Aim: Copy each entry as it stands, leaving nothing out.

********************

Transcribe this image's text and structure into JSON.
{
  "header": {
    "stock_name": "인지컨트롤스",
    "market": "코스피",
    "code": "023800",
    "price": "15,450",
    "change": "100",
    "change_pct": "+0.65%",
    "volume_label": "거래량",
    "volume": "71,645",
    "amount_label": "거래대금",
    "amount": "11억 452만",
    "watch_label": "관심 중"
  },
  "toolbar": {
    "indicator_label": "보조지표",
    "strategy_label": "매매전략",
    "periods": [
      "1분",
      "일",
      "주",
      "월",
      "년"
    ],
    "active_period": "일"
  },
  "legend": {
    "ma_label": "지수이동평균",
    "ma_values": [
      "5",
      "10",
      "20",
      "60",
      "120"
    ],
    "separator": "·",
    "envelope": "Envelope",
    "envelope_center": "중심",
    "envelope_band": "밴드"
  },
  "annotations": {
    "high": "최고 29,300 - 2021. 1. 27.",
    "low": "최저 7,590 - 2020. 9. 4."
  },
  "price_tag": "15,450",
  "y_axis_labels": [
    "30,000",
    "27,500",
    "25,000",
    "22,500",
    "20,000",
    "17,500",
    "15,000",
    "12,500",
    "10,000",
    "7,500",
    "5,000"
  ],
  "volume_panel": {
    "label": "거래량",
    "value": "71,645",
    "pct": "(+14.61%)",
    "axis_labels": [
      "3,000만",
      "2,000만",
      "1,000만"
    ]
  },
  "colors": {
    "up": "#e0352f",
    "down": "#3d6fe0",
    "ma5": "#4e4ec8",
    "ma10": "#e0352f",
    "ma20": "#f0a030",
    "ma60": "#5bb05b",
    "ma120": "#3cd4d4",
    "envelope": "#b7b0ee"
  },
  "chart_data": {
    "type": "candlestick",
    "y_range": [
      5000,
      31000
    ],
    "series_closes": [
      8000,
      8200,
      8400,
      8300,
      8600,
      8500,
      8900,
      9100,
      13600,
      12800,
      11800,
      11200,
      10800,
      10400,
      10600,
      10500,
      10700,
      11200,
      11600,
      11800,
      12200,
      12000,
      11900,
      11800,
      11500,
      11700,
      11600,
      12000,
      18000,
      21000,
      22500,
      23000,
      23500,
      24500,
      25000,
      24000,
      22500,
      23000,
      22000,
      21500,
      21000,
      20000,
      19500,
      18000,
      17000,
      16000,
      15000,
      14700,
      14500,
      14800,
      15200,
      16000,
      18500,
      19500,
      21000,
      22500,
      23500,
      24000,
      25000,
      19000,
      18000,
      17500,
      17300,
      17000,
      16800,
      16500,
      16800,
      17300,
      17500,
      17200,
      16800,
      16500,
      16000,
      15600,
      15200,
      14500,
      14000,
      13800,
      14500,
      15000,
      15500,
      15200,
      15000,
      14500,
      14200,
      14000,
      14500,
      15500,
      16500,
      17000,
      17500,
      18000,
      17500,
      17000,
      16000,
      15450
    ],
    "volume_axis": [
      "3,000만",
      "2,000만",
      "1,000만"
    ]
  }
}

********************

Expected answer:
Transcribe this image's text and structure into JSON.
{
  "header": {
    "stock_name": "인지컨트롤스",
    "market": "코스피",
    "code": "023800",
    "price": "15,450",
    "change": "100",
    "change_pct": "+0.65%",
    "volume_label": "거래량",
    "volume": "71,645",
    "amount_label": "거래대금",
    "amount": "11억 452만",
    "watch_label": "관심 중"
  },
  "toolbar": {
    "indicator_label": "보조지표",
    "strategy_label": "매매전략",
    "periods": [
      "1분",
      "일",
      "주",
      "월",
      "년"
    ],
    "active_period": "일"
  },
  "legend": {
    "ma_label": "지수이동평균",
    "ma_values": [
      "5",
      "10",
      "20",
      "60",
      "120"
    ],
    "separator": "·",
    "envelope": "Envelope",
    "envelope_center": "중심",
    "envelope_band": "밴드"
  },
  "annotations": {
    "high": "최고 29,300 - 2021. 1. 27.",
    "low": "최저 7,590 - 2020. 9. 4."
  },
  "price_tag": "15,450",
  "y_axis_labels": [
    "30,000",
    "27,500",
    "25,000",
    "22,500",
    "20,000",
    "17,500",
    "15,000",
    "12,500",
    "10,000",
    "7,500",
    "5,000"
  ],
  "volume_panel": {
    "label": "거래량",
    "value": "71,645",
    "pct": "(+14.61%)",
    "axis_labels": [
      "3,000만",
      "2,000만",
      "1,000만"
    ]
  },
  "colors": {
    "up": "#e0352f",
    "down": "#3d6fe0",
    "ma5": "#4e4ec8",
    "ma10": "#e0352f",
    "ma20": "#f0a030",
    "ma60": "#5bb05b",
    "ma120": "#3cd4d4",
    "envelope": "#b7b0ee"
  },
  "chart_data": {
    "type": "candlestick",
    "y_range": [
      5000,
      31000
    ],
    "series_closes": [
      8000,
      8200,
      8400,
      8300,
      8600,
      8500,
      8900,
      9100,
      13600,
      12800,
      11800,
      11200,
      10800,
      10400,
      10600,
      10500,
      10700,
      11200,
      11600,
      11800,
      12200,
      12000,
      11900,
      11800,
      11500,
      11700,
      11600,
      12000,
      18000,
      21000,
      22500,
      23000,
      23500,
      24500,
      25000,
      24000,
      22500,
      23000,
      22000,
      21500,
      21000,
      20000,
      19500,
      18000,
      17000,
      16000,
      15000,
      14700,
      14500,
      14800,
      15200,
      16000,
      18500,
      19500,
      21000,
      22500,
      23500,
      24000,
      25000,
      19000,
      18000,
      17500,
      17300,
      17000,
      16800,
      16500,
      16800,
      17300,
      17500,
      17200,
      16800,
      16500,
      16000,
      15600,
      15200,
      14500,
      14000,
      13800,
      14500,
      15000,
      15500,
      15200,
      15000,
      14500,
      14200,
      14000,
      14500,
      15500,
      16500,
      17000,
      17500,
      18000,
      17500,
      17000,
      16000,
      15450
    ],
    "volume_axis": [
      "3,000만",
      "2,000만",
      "1,000만"
    ]
  }
}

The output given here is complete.